AVAILABLE RECORDS:
────────

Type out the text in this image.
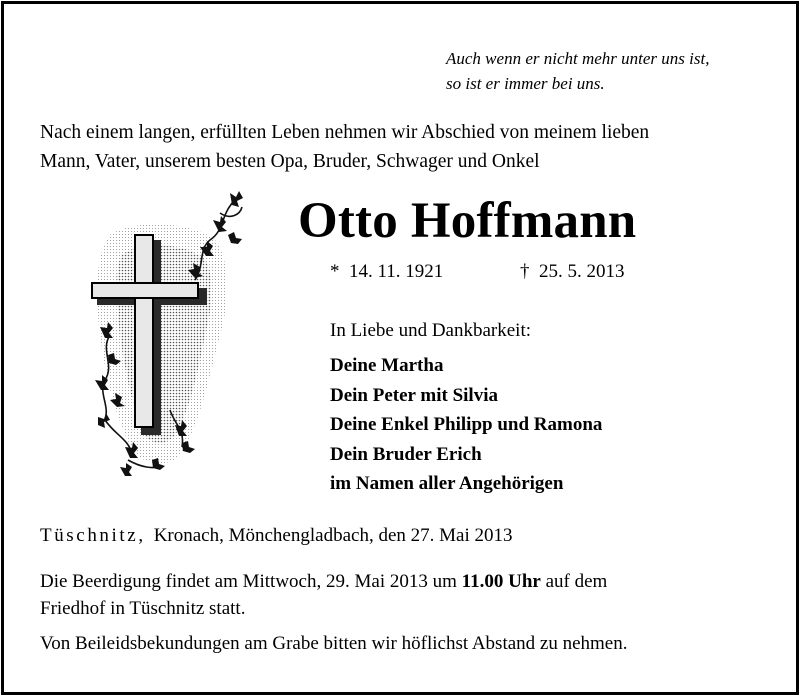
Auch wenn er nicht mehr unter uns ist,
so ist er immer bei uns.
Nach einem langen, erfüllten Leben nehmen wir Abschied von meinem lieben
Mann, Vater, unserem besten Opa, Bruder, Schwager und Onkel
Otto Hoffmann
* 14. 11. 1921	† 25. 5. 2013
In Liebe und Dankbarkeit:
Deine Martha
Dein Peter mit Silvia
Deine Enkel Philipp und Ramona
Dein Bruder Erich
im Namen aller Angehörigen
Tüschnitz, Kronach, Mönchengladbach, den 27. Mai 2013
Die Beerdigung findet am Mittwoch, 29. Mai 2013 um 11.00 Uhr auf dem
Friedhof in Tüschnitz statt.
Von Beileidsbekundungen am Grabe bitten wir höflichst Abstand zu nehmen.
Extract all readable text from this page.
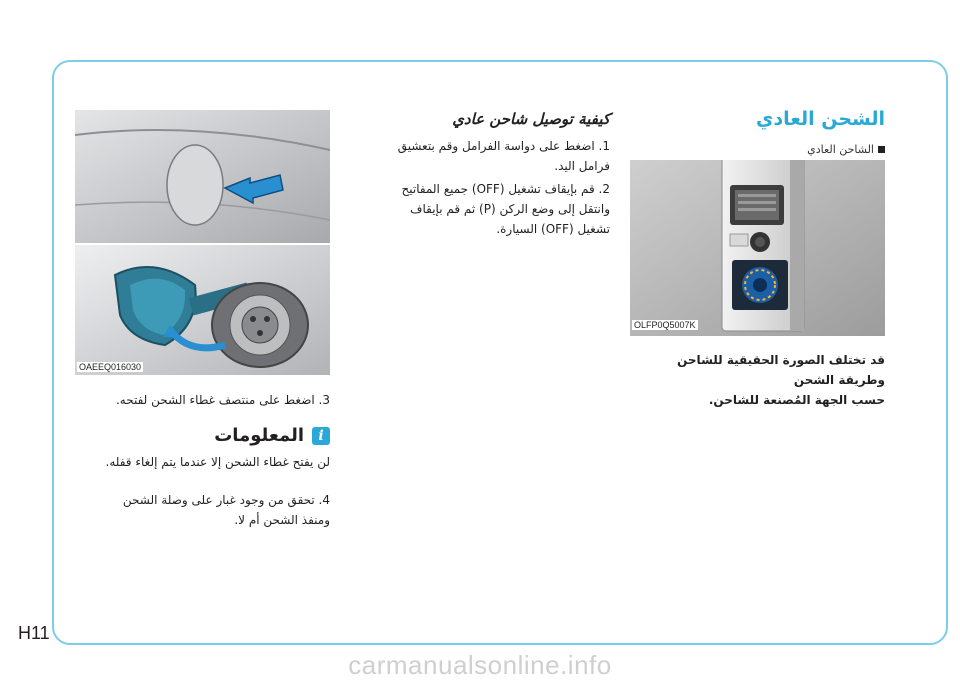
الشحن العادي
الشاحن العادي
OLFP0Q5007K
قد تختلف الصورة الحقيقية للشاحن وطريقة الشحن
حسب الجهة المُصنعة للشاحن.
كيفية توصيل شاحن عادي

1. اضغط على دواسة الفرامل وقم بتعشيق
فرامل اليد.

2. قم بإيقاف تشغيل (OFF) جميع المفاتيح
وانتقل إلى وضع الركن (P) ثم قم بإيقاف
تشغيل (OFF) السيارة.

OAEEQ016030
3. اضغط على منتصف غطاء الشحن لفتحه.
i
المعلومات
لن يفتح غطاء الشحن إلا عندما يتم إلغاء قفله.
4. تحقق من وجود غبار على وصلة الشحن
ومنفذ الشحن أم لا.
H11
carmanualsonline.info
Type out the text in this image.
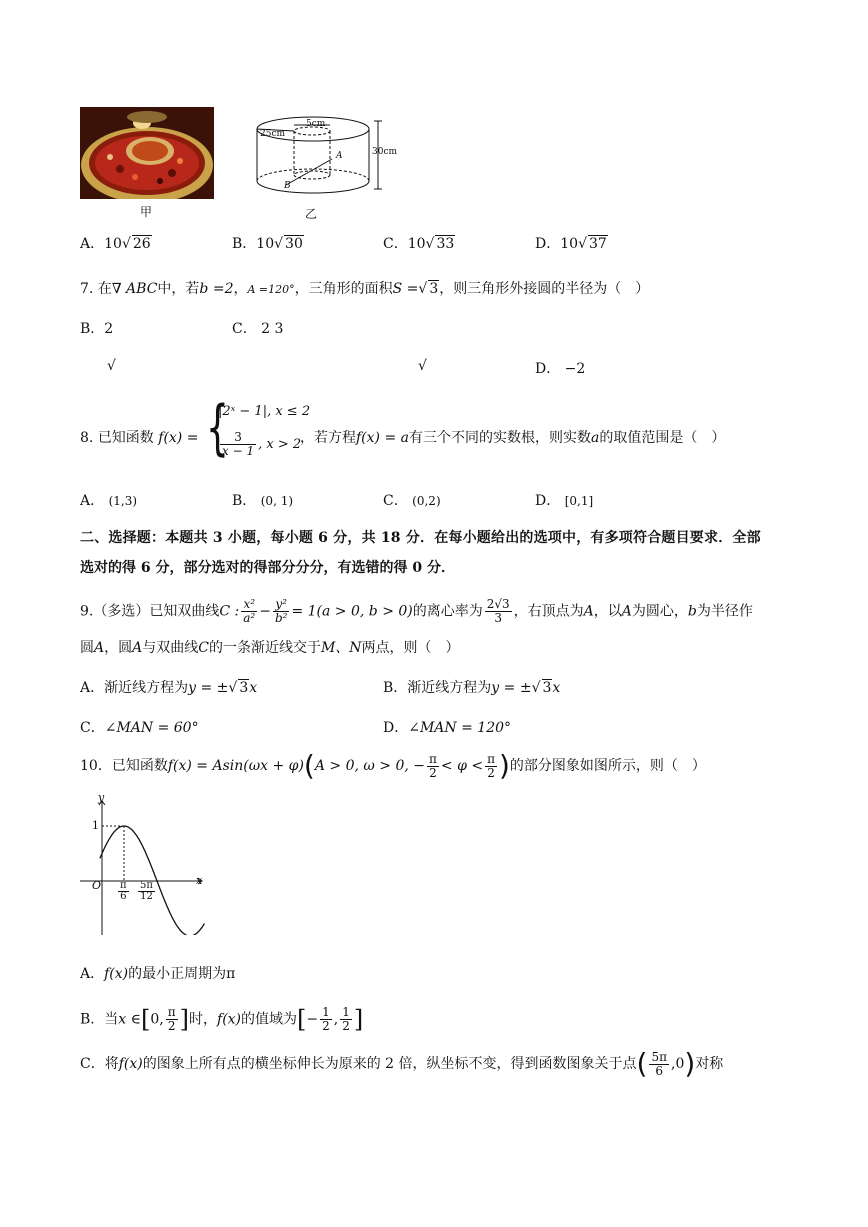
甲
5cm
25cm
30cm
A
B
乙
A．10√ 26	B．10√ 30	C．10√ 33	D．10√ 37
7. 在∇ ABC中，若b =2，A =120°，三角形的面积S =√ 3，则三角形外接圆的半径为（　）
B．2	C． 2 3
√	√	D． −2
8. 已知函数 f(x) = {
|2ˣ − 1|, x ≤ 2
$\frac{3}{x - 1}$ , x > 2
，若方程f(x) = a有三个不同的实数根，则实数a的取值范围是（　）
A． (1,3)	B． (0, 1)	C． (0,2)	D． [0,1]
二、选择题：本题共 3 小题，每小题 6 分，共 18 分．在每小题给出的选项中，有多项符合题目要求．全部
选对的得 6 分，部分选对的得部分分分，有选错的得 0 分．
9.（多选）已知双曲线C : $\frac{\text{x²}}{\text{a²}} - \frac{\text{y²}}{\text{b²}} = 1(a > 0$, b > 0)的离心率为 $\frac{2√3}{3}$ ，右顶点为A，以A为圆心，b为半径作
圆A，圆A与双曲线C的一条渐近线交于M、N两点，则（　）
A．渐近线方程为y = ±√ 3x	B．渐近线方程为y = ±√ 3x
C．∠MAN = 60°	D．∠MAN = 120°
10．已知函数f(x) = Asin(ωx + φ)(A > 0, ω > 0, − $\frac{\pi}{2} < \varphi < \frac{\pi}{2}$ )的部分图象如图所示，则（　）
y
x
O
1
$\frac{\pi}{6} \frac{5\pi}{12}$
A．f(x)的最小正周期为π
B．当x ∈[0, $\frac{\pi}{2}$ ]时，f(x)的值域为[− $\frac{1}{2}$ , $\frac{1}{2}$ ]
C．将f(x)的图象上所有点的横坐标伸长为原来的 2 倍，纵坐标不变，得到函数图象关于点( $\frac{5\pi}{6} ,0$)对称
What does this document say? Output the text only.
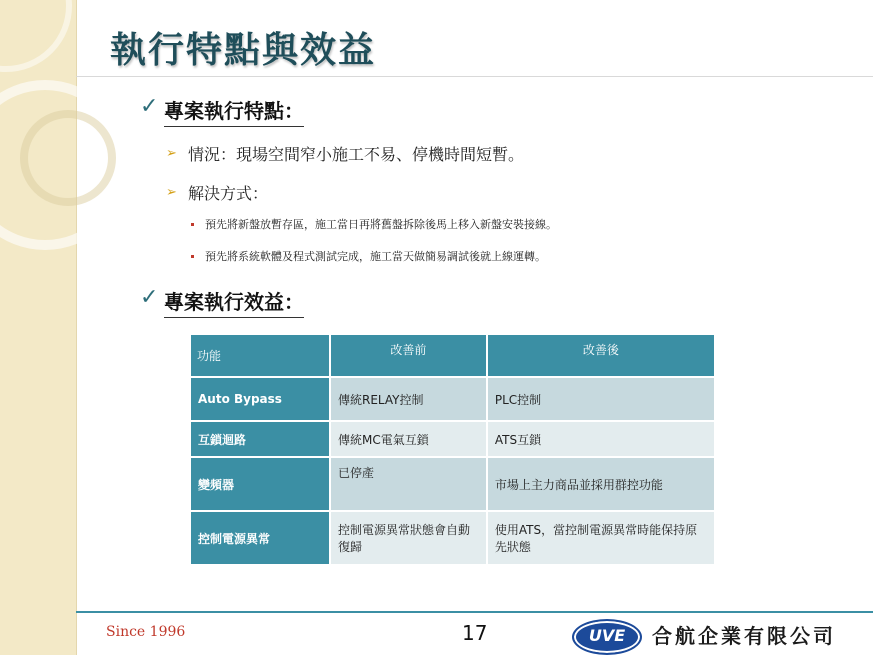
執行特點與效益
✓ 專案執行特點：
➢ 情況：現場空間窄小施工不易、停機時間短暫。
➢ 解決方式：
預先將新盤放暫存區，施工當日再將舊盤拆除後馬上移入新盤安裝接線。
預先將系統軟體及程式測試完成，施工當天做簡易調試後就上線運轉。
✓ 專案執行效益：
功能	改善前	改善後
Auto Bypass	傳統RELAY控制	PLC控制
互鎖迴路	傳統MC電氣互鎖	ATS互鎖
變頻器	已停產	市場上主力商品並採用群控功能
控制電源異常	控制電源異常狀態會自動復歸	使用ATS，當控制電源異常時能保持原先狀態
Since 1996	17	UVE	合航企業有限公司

────────

EXERCISE DIRECTIONS: Copy the whole of the material above exactly, but not its images.

TASK RESPONSE:
Type out the text in this image.
Auch wenn er nicht mehr unter uns ist,
so ist er immer bei uns.
Nach einem langen, erfüllten Leben nehmen wir Abschied von meinem lieben
Mann, Vater, unserem besten Opa, Bruder, Schwager und Onkel
Otto Hoffmann
* 14. 11. 1921	† 25. 5. 2013
In Liebe und Dankbarkeit:
Deine Martha
Dein Peter mit Silvia
Deine Enkel Philipp und Ramona
Dein Bruder Erich
im Namen aller Angehörigen
Tüschnitz, Kronach, Mönchengladbach, den 27. Mai 2013
Die Beerdigung findet am Mittwoch, 29. Mai 2013 um 11.00 Uhr auf dem
Friedhof in Tüschnitz statt.
Von Beileidsbekundungen am Grabe bitten wir höflichst Abstand zu nehmen.
Extract all readable text from this page.
الشحن العادي
الشاحن العادي
OLFP0Q5007K
قد تختلف الصورة الحقيقية للشاحن وطريقة الشحن
حسب الجهة المُصنعة للشاحن.
كيفية توصيل شاحن عادي

1. اضغط على دواسة الفرامل وقم بتعشيق
فرامل اليد.

2. قم بإيقاف تشغيل (OFF) جميع المفاتيح
وانتقل إلى وضع الركن (P) ثم قم بإيقاف
تشغيل (OFF) السيارة.

OAEEQ016030
3. اضغط على منتصف غطاء الشحن لفتحه.
i
المعلومات
لن يفتح غطاء الشحن إلا عندما يتم إلغاء قفله.
4. تحقق من وجود غبار على وصلة الشحن
ومنفذ الشحن أم لا.
H11
carmanualsonline.info
Type out the text in this image.
甲
5cm
25cm
30cm
A
B
乙
A．10√ 26	B．10√ 30	C．10√ 33	D．10√ 37
7. 在∇ ABC中，若b =2，A =120°，三角形的面积S =√ 3，则三角形外接圆的半径为（　）
B．2	C． 2 3
√	√	D． −2
8. 已知函数 f(x) = {
|2ˣ − 1|, x ≤ 2
$\frac{3}{x - 1}$ , x > 2
，若方程f(x) = a有三个不同的实数根，则实数a的取值范围是（　）
A． (1,3)	B． (0, 1)	C． (0,2)	D． [0,1]
二、选择题：本题共 3 小题，每小题 6 分，共 18 分．在每小题给出的选项中，有多项符合题目要求．全部
选对的得 6 分，部分选对的得部分分分，有选错的得 0 分．
9.（多选）已知双曲线C : $\frac{\text{x²}}{\text{a²}} - \frac{\text{y²}}{\text{b²}} = 1(a > 0$, b > 0)的离心率为 $\frac{2√3}{3}$ ，右顶点为A，以A为圆心，b为半径作
圆A，圆A与双曲线C的一条渐近线交于M、N两点，则（　）
A．渐近线方程为y = ±√ 3x	B．渐近线方程为y = ±√ 3x
C．∠MAN = 60°	D．∠MAN = 120°
10．已知函数f(x) = Asin(ωx + φ)(A > 0, ω > 0, − $\frac{\pi}{2} < \varphi < \frac{\pi}{2}$ )的部分图象如图所示，则（　）
y
x
O
1
$\frac{\pi}{6} \frac{5\pi}{12}$
A．f(x)的最小正周期为π
B．当x ∈[0, $\frac{\pi}{2}$ ]时，f(x)的值域为[− $\frac{1}{2}$ , $\frac{1}{2}$ ]
C．将f(x)的图象上所有点的横坐标伸长为原来的 2 倍，纵坐标不变，得到函数图象关于点( $\frac{5\pi}{6} ,0$)对称
What does this document say? Output the text only.
執行特點與效益
✓ 專案執行特點：
➢ 情況：現場空間窄小施工不易、停機時間短暫。
➢ 解決方式：
預先將新盤放暫存區，施工當日再將舊盤拆除後馬上移入新盤安裝接線。
預先將系統軟體及程式測試完成，施工當天做簡易調試後就上線運轉。
✓ 專案執行效益：
功能	改善前	改善後
Auto Bypass	傳統RELAY控制	PLC控制
互鎖迴路	傳統MC電氣互鎖	ATS互鎖
變頻器	已停產	市場上主力商品並採用群控功能
控制電源異常	控制電源異常狀態會自動復歸	使用ATS，當控制電源異常時能保持原先狀態
Since 1996	17	UVE	合航企業有限公司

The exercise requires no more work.